**Relevés de mise en page visuelle**:
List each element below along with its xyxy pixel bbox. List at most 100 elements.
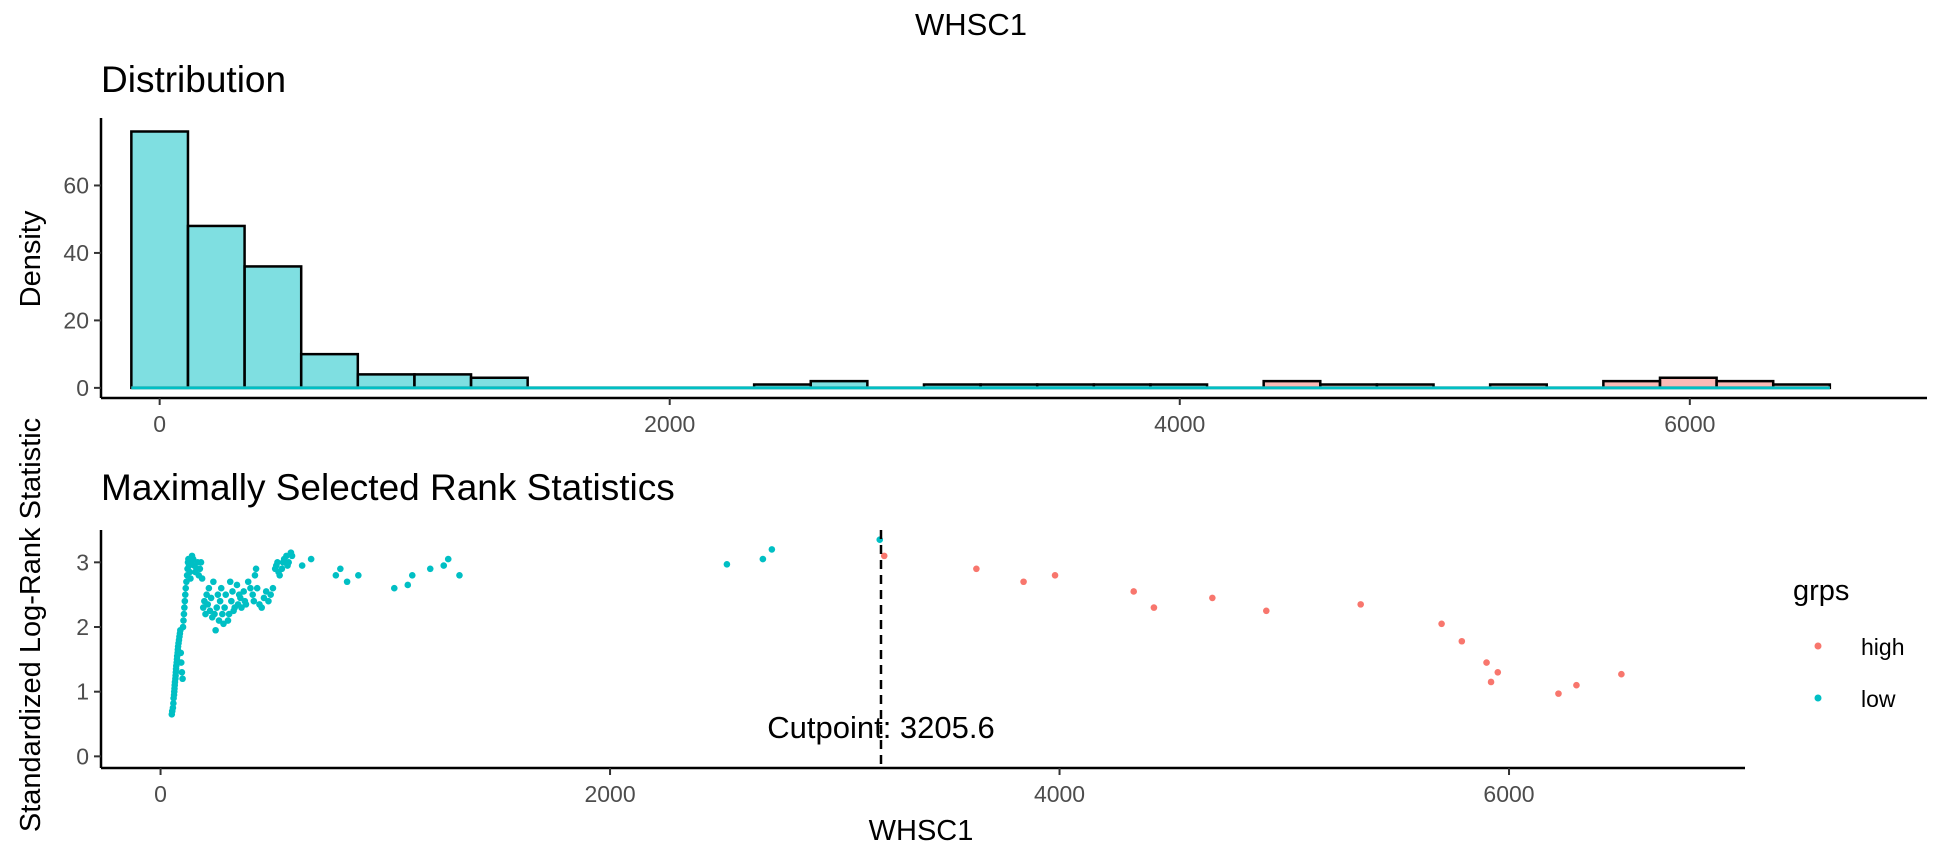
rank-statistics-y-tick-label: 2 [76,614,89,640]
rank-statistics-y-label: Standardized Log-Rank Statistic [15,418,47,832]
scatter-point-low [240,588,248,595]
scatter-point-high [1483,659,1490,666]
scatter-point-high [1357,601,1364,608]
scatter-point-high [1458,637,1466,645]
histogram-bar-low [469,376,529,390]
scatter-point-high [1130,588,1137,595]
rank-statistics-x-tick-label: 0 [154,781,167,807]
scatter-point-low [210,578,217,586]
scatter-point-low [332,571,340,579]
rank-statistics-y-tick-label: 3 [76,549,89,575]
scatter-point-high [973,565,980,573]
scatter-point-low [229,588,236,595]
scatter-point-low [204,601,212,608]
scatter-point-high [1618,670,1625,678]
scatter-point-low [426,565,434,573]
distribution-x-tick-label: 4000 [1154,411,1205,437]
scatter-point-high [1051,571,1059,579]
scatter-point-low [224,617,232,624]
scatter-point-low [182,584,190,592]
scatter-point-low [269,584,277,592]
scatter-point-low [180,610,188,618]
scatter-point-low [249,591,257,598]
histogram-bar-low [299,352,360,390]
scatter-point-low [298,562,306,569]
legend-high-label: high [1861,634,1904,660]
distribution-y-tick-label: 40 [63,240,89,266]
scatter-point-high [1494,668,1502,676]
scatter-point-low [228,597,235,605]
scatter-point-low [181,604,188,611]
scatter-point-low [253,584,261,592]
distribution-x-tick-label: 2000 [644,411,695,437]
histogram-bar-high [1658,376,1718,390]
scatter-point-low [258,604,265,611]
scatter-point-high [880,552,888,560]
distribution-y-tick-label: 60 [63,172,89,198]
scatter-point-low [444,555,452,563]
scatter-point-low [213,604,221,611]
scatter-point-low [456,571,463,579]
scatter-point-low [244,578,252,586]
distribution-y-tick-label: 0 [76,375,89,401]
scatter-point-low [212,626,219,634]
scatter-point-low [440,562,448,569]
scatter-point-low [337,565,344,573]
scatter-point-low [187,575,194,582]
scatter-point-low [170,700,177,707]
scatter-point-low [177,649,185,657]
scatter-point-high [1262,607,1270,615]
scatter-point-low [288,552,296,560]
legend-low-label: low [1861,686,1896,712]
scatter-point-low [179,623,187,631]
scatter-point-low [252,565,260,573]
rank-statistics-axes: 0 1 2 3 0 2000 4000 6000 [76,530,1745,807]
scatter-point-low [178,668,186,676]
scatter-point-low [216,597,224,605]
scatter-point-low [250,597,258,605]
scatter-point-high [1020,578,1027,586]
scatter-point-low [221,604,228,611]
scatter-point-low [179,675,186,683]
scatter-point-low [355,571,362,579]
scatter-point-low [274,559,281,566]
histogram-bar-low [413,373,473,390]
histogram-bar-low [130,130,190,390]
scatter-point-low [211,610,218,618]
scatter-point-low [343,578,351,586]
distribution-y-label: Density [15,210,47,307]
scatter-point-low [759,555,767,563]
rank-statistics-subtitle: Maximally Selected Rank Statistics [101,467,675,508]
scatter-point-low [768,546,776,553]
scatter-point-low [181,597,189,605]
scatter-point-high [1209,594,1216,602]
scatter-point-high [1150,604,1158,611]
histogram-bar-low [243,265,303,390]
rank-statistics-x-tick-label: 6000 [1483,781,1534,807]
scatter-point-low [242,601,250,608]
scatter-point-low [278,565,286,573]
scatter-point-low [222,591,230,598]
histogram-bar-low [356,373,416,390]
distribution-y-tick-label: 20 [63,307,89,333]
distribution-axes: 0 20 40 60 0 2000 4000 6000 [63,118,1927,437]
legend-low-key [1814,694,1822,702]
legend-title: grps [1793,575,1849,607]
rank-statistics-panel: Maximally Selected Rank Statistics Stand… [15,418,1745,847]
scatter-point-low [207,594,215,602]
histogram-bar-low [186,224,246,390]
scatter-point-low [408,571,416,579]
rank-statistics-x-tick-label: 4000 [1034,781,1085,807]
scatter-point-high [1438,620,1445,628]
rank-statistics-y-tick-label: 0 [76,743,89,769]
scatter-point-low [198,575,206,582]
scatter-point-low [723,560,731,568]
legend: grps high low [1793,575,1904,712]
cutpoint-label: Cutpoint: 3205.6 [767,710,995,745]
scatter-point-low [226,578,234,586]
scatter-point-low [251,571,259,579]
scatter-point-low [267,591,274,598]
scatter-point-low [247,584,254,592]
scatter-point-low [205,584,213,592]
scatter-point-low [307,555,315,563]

**Objectif de l'exercice**:
Recopiez mot pour mot les lignes qui vont de celle contenant « rank-statistics-y-tick-label: 2 [76,614,89,640] » jusqu'à celle contenant « scatter-point-low [426,565,434,573] », ces deux lignes comprises.

**Résultat de l'exercice**:
rank-statistics-y-tick-label: 2 [76,614,89,640]
rank-statistics-y-label: Standardized Log-Rank Statistic [15,418,47,832]
scatter-point-low [240,588,248,595]
scatter-point-high [1483,659,1490,666]
scatter-point-high [1357,601,1364,608]
scatter-point-high [1458,637,1466,645]
histogram-bar-low [469,376,529,390]
scatter-point-high [1130,588,1137,595]
rank-statistics-x-tick-label: 0 [154,781,167,807]
scatter-point-low [210,578,217,586]
scatter-point-low [332,571,340,579]
rank-statistics-y-tick-label: 3 [76,549,89,575]
scatter-point-high [973,565,980,573]
scatter-point-low [229,588,236,595]
scatter-point-low [204,601,212,608]
scatter-point-high [1618,670,1625,678]
scatter-point-low [426,565,434,573]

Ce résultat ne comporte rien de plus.